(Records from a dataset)
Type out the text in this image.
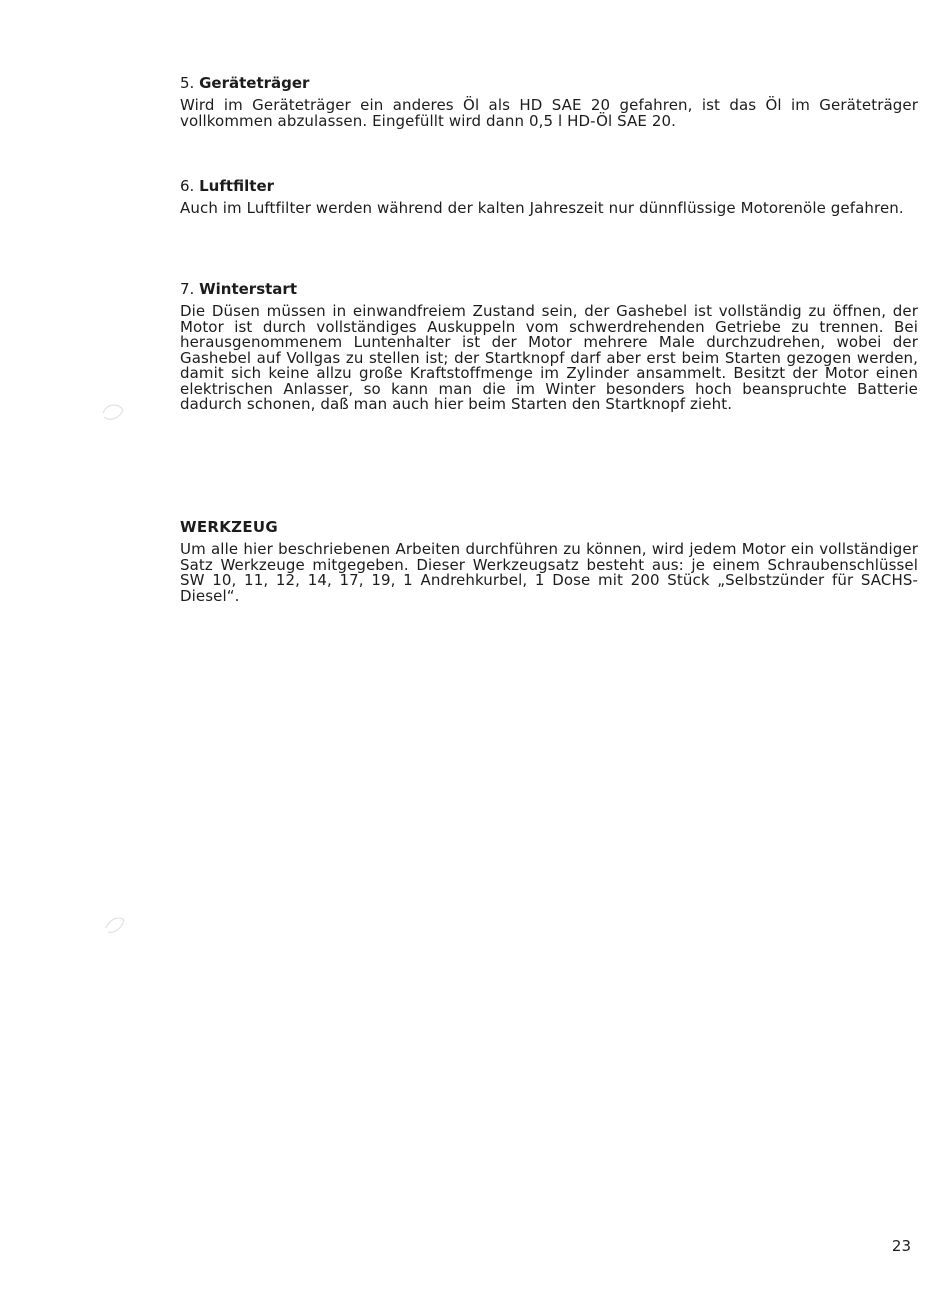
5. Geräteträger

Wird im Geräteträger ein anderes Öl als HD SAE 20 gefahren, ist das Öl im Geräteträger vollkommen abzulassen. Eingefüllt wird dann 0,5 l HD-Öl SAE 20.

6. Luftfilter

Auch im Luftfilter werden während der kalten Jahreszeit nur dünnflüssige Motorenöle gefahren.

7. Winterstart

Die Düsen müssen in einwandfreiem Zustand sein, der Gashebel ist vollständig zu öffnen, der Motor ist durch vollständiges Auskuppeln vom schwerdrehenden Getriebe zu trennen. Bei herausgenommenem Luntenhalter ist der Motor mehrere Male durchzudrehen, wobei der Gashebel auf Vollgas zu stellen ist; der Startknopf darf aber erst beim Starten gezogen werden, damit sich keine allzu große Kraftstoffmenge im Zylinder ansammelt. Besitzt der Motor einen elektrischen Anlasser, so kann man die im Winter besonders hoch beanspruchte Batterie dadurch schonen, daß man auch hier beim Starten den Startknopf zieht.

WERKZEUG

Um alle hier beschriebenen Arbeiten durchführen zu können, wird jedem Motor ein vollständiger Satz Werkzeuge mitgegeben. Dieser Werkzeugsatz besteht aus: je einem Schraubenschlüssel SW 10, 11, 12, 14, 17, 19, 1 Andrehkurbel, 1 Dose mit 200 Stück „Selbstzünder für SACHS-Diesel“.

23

(REQUIRED ACTION) Write out each line again, exactly as it appears above, except for any picture.

(EXERCISE RESULT)
Type out the text in this image.
5. Geräteträger

Wird im Geräteträger ein anderes Öl als HD SAE 20 gefahren, ist das Öl im Geräteträger vollkommen abzulassen. Eingefüllt wird dann 0,5 l HD-Öl SAE 20.

6. Luftfilter

Auch im Luftfilter werden während der kalten Jahreszeit nur dünnflüssige Motorenöle gefahren.

7. Winterstart

Die Düsen müssen in einwandfreiem Zustand sein, der Gashebel ist vollständig zu öffnen, der Motor ist durch vollständiges Auskuppeln vom schwerdrehenden Getriebe zu trennen. Bei herausgenommenem Luntenhalter ist der Motor mehrere Male durchzudrehen, wobei der Gashebel auf Vollgas zu stellen ist; der Startknopf darf aber erst beim Starten gezogen werden, damit sich keine allzu große Kraftstoffmenge im Zylinder ansammelt. Besitzt der Motor einen elektrischen Anlasser, so kann man die im Winter besonders hoch beanspruchte Batterie dadurch schonen, daß man auch hier beim Starten den Startknopf zieht.

WERKZEUG

Um alle hier beschriebenen Arbeiten durchführen zu können, wird jedem Motor ein vollständiger Satz Werkzeuge mitgegeben. Dieser Werkzeugsatz besteht aus: je einem Schraubenschlüssel SW 10, 11, 12, 14, 17, 19, 1 Andrehkurbel, 1 Dose mit 200 Stück „Selbstzünder für SACHS-Diesel“.

23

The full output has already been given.